(Stored dataset items)

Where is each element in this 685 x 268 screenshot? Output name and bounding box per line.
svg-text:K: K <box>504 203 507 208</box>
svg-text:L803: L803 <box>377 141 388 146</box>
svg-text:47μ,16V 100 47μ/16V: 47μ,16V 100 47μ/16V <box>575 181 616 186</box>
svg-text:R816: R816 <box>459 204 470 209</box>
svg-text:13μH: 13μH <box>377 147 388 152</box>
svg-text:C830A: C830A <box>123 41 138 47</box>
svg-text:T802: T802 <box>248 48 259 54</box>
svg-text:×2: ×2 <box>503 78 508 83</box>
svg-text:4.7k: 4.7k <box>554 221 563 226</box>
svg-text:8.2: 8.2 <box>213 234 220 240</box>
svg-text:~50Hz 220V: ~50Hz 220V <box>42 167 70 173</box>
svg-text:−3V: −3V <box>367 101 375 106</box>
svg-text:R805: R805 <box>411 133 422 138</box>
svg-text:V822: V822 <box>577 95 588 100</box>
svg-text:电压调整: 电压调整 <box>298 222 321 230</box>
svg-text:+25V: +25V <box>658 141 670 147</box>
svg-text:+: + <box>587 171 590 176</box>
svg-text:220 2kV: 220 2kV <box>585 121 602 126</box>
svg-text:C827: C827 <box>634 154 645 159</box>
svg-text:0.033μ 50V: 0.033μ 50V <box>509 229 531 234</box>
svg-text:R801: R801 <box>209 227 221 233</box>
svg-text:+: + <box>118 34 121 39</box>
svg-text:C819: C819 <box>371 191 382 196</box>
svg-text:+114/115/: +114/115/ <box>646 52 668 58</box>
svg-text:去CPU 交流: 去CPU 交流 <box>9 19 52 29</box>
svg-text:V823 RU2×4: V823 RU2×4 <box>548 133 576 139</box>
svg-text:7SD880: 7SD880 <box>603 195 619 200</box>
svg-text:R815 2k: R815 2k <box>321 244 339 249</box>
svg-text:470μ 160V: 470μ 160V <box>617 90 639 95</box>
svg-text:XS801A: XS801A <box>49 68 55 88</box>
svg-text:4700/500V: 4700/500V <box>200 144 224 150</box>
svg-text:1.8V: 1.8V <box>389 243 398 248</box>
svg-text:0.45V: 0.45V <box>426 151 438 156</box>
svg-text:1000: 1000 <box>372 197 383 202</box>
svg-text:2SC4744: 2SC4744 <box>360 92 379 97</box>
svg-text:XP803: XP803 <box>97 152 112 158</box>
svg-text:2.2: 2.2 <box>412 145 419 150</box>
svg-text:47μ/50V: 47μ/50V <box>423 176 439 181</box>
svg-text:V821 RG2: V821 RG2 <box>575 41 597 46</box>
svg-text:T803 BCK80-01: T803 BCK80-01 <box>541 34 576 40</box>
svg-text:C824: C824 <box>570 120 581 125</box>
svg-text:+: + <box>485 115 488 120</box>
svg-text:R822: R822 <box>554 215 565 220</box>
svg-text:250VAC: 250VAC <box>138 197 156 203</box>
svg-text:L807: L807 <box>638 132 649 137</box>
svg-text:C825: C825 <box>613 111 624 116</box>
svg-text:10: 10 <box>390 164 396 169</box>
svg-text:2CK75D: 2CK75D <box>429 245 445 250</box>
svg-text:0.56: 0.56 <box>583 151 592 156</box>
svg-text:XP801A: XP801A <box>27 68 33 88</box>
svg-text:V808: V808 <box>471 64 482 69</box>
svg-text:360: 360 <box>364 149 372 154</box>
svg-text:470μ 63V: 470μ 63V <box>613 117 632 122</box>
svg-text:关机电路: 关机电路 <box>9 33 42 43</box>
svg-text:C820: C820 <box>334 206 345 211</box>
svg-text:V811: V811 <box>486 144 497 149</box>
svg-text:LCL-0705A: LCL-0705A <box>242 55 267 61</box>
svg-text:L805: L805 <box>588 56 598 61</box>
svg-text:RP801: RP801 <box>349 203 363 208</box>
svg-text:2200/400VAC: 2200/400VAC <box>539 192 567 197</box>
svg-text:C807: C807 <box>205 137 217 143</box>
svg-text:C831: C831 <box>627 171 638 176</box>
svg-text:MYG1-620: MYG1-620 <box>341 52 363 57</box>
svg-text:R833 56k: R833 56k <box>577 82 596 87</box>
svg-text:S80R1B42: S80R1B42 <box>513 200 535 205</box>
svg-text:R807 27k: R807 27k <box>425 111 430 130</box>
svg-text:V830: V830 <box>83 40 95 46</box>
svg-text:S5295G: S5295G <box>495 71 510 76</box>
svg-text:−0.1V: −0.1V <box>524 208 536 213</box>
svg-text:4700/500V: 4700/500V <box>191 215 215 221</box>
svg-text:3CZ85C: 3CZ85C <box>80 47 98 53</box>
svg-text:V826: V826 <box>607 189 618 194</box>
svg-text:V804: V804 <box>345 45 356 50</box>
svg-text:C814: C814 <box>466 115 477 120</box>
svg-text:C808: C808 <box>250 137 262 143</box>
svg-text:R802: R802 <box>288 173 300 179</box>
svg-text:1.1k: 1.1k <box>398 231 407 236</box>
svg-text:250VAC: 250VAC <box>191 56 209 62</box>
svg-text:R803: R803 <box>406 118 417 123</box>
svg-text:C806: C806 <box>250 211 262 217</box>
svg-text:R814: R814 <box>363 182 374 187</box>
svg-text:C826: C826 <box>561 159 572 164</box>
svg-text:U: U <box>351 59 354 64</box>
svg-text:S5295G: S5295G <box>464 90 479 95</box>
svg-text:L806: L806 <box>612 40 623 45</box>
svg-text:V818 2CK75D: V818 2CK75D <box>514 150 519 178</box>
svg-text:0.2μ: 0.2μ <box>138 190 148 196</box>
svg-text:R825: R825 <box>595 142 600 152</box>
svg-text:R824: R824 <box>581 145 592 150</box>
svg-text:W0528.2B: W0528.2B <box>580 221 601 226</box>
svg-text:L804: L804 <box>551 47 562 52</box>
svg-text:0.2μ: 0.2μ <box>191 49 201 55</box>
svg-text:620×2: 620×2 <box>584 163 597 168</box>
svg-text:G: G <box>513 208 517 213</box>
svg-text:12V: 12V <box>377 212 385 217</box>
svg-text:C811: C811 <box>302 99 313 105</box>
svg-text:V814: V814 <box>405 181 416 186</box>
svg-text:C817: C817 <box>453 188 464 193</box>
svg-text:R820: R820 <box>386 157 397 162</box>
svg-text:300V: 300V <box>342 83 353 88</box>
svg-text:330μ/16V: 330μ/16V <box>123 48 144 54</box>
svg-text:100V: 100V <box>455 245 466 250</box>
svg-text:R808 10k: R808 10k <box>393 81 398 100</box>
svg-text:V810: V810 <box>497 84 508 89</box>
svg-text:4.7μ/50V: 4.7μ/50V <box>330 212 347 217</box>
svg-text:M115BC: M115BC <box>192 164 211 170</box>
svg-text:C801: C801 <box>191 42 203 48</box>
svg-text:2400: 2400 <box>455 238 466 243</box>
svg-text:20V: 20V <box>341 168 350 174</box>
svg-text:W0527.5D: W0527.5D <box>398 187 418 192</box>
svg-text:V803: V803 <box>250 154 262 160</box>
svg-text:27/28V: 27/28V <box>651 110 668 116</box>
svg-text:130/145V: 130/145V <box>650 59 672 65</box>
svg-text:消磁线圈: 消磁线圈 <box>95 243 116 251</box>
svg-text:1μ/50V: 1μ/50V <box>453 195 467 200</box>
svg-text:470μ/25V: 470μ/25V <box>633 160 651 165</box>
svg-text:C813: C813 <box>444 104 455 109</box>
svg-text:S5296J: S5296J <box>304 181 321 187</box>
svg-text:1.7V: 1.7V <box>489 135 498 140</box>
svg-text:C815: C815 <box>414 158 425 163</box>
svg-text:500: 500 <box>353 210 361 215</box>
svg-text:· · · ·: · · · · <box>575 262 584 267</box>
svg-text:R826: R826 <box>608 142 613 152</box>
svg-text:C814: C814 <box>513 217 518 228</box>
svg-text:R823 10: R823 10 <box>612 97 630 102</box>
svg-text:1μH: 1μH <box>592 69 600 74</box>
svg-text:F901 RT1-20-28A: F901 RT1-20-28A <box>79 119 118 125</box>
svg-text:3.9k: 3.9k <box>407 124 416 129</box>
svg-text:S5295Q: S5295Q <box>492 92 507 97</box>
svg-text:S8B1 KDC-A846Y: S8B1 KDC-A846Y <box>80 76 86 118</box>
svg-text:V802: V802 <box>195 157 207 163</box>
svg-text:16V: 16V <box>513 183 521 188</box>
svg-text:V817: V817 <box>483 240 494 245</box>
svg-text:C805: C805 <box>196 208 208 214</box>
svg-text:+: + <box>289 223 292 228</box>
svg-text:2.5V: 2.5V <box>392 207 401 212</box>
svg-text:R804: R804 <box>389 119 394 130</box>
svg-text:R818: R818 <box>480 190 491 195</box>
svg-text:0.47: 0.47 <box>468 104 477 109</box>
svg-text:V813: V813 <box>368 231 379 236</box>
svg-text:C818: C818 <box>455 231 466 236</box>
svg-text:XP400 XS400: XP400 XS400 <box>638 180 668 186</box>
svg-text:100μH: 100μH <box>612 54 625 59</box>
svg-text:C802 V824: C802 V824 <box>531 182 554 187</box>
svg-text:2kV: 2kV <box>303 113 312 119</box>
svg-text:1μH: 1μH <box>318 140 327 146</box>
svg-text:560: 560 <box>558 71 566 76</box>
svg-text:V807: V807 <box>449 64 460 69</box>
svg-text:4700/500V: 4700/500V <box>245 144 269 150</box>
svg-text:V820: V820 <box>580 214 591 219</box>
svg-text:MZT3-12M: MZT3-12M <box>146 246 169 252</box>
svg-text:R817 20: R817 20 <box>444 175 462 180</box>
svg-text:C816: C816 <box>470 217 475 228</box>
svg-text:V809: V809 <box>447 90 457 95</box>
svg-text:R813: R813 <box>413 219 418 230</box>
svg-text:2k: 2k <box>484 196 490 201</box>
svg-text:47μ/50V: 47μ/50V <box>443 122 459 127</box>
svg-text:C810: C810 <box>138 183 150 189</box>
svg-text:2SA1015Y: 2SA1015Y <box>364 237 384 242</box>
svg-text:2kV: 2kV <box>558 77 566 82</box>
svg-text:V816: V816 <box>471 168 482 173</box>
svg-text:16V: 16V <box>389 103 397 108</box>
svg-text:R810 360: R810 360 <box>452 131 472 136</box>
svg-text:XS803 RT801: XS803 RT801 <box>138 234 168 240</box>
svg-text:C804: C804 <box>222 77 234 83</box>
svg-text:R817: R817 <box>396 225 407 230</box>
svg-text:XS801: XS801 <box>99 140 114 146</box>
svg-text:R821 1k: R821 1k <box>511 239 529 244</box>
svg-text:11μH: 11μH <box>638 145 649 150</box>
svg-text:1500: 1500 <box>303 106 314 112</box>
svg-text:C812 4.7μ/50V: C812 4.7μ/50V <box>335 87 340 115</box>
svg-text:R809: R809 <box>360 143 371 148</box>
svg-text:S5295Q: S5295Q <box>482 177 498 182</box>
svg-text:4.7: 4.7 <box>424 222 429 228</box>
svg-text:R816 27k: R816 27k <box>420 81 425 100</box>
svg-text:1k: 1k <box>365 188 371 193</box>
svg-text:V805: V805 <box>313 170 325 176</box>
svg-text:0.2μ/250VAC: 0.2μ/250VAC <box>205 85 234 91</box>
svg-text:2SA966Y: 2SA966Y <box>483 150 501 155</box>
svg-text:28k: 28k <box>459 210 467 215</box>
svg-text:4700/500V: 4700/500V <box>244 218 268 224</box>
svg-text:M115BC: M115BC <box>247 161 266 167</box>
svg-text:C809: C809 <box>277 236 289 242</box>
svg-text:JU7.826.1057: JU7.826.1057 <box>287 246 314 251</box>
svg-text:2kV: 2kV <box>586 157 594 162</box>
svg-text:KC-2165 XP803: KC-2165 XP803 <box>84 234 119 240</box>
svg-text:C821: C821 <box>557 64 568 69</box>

▸ **Exercise brief**:
Reproduce the records starting at the first line and ending at the line containing "svg-text:V821 RG2: V821", swapping "Output" for "List" and leaving everything else unchanged.

▸ **Full answer**:
Where is each element in this 685 x 268 screenshot? List name and bounding box per line.
svg-text:K: K <box>504 203 507 208</box>
svg-text:L803: L803 <box>377 141 388 146</box>
svg-text:47μ,16V 100 47μ/16V: 47μ,16V 100 47μ/16V <box>575 181 616 186</box>
svg-text:R816: R816 <box>459 204 470 209</box>
svg-text:13μH: 13μH <box>377 147 388 152</box>
svg-text:C830A: C830A <box>123 41 138 47</box>
svg-text:T802: T802 <box>248 48 259 54</box>
svg-text:×2: ×2 <box>503 78 508 83</box>
svg-text:4.7k: 4.7k <box>554 221 563 226</box>
svg-text:8.2: 8.2 <box>213 234 220 240</box>
svg-text:~50Hz 220V: ~50Hz 220V <box>42 167 70 173</box>
svg-text:−3V: −3V <box>367 101 375 106</box>
svg-text:R805: R805 <box>411 133 422 138</box>
svg-text:V822: V822 <box>577 95 588 100</box>
svg-text:电压调整: 电压调整 <box>298 222 321 230</box>
svg-text:+25V: +25V <box>658 141 670 147</box>
svg-text:+: + <box>587 171 590 176</box>
svg-text:220 2kV: 220 2kV <box>585 121 602 126</box>
svg-text:C827: C827 <box>634 154 645 159</box>
svg-text:0.033μ 50V: 0.033μ 50V <box>509 229 531 234</box>
svg-text:R801: R801 <box>209 227 221 233</box>
svg-text:+: + <box>118 34 121 39</box>
svg-text:C819: C819 <box>371 191 382 196</box>
svg-text:+114/115/: +114/115/ <box>646 52 668 58</box>
svg-text:去CPU 交流: 去CPU 交流 <box>9 19 52 29</box>
svg-text:V823 RU2×4: V823 RU2×4 <box>548 133 576 139</box>
svg-text:7SD880: 7SD880 <box>603 195 619 200</box>
svg-text:R815 2k: R815 2k <box>321 244 339 249</box>
svg-text:470μ 160V: 470μ 160V <box>617 90 639 95</box>
svg-text:XS801A: XS801A <box>49 68 55 88</box>
svg-text:4700/500V: 4700/500V <box>200 144 224 150</box>
svg-text:1.8V: 1.8V <box>389 243 398 248</box>
svg-text:0.45V: 0.45V <box>426 151 438 156</box>
svg-text:1000: 1000 <box>372 197 383 202</box>
svg-text:2SC4744: 2SC4744 <box>360 92 379 97</box>
svg-text:XP803: XP803 <box>97 152 112 158</box>
svg-text:2.2: 2.2 <box>412 145 419 150</box>
svg-text:47μ/50V: 47μ/50V <box>423 176 439 181</box>
svg-text:V821 RG2: V821 RG2 <box>575 41 597 46</box>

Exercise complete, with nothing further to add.